+++ Records to use

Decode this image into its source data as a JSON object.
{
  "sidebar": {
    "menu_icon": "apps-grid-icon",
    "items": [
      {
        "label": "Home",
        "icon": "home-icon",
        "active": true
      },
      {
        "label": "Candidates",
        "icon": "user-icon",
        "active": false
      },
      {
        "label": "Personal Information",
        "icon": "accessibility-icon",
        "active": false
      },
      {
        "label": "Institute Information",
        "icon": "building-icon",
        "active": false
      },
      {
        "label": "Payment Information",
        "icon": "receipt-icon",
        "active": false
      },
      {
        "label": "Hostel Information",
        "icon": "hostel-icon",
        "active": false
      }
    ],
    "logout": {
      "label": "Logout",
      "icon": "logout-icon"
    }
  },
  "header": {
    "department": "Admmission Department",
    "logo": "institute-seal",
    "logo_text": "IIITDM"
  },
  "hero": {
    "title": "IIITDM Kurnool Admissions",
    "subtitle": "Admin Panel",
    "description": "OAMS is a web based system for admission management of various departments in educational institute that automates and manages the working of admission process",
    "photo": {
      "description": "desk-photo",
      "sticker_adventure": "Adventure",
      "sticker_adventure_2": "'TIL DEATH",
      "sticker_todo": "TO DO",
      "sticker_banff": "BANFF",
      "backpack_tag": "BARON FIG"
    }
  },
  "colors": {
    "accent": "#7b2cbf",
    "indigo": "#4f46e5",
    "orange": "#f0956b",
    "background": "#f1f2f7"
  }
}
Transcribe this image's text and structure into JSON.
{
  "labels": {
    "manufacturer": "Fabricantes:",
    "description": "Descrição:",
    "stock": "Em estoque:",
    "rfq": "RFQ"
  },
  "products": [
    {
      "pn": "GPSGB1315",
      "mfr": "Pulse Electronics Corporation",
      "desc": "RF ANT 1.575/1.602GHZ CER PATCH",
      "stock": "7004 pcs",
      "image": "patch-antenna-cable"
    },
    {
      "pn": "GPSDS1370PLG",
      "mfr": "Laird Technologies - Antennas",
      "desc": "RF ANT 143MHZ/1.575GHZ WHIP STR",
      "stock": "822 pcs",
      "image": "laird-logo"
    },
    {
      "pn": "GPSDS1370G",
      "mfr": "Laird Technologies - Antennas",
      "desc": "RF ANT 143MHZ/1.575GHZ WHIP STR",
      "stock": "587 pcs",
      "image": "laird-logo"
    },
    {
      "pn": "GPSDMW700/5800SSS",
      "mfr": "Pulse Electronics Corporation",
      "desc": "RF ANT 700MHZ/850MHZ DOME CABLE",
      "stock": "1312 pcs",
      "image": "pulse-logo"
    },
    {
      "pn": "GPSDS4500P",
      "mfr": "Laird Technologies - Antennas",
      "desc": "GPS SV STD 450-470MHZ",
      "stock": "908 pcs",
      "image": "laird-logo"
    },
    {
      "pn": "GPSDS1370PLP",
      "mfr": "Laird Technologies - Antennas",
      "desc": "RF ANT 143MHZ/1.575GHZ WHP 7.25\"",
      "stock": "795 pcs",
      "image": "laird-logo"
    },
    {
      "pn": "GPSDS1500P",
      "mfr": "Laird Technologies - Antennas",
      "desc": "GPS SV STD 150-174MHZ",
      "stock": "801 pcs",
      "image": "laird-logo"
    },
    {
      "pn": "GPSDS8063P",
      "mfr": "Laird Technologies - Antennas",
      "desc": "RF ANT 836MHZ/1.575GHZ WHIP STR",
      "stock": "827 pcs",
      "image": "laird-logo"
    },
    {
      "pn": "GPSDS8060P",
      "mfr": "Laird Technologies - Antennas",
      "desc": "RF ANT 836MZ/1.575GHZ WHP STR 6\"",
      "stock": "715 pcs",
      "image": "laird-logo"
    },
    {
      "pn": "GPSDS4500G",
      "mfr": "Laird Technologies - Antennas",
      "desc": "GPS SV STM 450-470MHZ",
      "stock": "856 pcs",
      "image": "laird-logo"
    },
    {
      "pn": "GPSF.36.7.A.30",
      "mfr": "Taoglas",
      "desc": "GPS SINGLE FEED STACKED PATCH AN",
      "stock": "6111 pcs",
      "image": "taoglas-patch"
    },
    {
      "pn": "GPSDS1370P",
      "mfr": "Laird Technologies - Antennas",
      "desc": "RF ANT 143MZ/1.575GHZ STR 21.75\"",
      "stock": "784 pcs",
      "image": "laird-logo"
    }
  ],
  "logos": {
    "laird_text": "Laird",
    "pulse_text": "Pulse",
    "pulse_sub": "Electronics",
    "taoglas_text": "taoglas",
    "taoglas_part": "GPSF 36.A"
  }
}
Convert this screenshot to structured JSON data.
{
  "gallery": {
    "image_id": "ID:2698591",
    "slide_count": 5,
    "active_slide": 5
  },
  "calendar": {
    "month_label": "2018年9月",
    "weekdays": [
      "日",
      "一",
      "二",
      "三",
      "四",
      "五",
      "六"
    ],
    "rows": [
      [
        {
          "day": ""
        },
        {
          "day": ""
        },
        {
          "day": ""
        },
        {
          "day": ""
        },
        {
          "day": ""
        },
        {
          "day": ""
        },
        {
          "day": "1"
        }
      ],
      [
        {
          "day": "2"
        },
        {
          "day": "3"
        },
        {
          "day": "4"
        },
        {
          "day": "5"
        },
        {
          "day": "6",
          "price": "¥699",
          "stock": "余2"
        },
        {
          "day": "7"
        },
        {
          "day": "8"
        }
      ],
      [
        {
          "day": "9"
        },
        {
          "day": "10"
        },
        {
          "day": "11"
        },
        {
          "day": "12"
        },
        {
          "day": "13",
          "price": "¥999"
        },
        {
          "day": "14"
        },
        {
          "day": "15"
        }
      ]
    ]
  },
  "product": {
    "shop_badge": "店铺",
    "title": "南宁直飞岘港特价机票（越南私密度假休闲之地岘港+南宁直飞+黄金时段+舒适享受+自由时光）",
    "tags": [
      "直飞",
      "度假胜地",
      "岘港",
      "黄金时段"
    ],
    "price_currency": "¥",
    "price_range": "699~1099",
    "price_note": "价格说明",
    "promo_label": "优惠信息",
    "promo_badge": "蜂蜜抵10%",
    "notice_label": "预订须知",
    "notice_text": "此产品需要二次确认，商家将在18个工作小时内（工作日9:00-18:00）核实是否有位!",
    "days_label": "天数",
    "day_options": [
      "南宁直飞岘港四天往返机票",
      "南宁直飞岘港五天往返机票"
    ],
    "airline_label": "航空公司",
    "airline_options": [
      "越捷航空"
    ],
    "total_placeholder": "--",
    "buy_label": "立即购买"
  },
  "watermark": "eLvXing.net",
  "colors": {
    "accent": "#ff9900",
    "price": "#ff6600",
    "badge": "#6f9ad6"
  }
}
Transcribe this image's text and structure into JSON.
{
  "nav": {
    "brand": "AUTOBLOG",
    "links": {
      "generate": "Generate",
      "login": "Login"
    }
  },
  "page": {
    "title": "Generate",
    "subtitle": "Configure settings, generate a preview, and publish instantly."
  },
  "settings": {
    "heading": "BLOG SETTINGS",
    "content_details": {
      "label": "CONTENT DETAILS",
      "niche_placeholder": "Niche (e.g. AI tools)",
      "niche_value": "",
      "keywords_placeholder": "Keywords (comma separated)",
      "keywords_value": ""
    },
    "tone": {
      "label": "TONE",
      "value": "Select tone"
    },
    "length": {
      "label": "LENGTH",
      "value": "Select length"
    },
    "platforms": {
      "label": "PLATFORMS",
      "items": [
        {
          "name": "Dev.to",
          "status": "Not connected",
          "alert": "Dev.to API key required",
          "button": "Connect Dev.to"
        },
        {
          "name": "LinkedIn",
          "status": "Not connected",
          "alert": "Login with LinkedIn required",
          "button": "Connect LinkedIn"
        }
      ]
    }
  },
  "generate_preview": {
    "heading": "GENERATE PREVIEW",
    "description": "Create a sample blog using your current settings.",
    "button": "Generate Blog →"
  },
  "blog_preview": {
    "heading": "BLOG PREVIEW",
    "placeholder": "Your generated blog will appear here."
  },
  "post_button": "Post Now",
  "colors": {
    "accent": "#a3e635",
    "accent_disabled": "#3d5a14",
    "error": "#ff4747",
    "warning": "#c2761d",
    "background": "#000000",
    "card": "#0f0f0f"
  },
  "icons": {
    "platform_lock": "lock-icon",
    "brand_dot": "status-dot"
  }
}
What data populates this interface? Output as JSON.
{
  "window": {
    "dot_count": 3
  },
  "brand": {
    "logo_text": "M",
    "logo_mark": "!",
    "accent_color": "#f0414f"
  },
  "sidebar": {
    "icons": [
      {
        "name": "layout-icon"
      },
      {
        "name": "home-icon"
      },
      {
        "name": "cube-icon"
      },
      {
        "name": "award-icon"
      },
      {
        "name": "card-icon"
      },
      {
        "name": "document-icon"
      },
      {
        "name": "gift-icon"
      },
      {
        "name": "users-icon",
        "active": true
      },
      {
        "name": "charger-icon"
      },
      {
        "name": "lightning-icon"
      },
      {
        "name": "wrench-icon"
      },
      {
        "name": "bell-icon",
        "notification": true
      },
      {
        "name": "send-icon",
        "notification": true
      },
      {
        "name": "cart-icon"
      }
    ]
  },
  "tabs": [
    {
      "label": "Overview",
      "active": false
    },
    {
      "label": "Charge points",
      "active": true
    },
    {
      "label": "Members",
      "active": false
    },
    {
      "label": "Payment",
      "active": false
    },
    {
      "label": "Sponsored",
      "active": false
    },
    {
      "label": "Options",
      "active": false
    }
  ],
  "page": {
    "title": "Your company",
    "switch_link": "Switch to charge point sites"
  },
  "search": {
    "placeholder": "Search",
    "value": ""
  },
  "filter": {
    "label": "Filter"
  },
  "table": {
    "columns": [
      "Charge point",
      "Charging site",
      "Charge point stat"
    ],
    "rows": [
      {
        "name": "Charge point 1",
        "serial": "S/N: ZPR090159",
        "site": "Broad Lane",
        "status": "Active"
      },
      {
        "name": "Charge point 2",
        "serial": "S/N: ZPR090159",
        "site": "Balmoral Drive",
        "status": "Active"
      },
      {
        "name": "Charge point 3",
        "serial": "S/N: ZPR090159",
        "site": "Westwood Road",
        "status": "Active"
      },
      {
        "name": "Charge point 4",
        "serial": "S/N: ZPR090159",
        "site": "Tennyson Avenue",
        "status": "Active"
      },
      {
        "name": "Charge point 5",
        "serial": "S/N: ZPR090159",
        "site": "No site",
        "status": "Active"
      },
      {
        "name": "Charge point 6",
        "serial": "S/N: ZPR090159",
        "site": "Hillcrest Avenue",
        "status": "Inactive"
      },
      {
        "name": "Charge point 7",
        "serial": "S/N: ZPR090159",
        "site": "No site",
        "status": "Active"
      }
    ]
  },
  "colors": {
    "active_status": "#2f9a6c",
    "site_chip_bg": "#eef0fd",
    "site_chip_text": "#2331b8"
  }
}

++++++

* [Brief]
Search the data above for the word "Information", then gather each line in which it appears.

* [Answer to the problem]
        "label": "Personal Information",
        "label": "Institute Information",
        "label": "Payment Information",
        "label": "Hostel Information",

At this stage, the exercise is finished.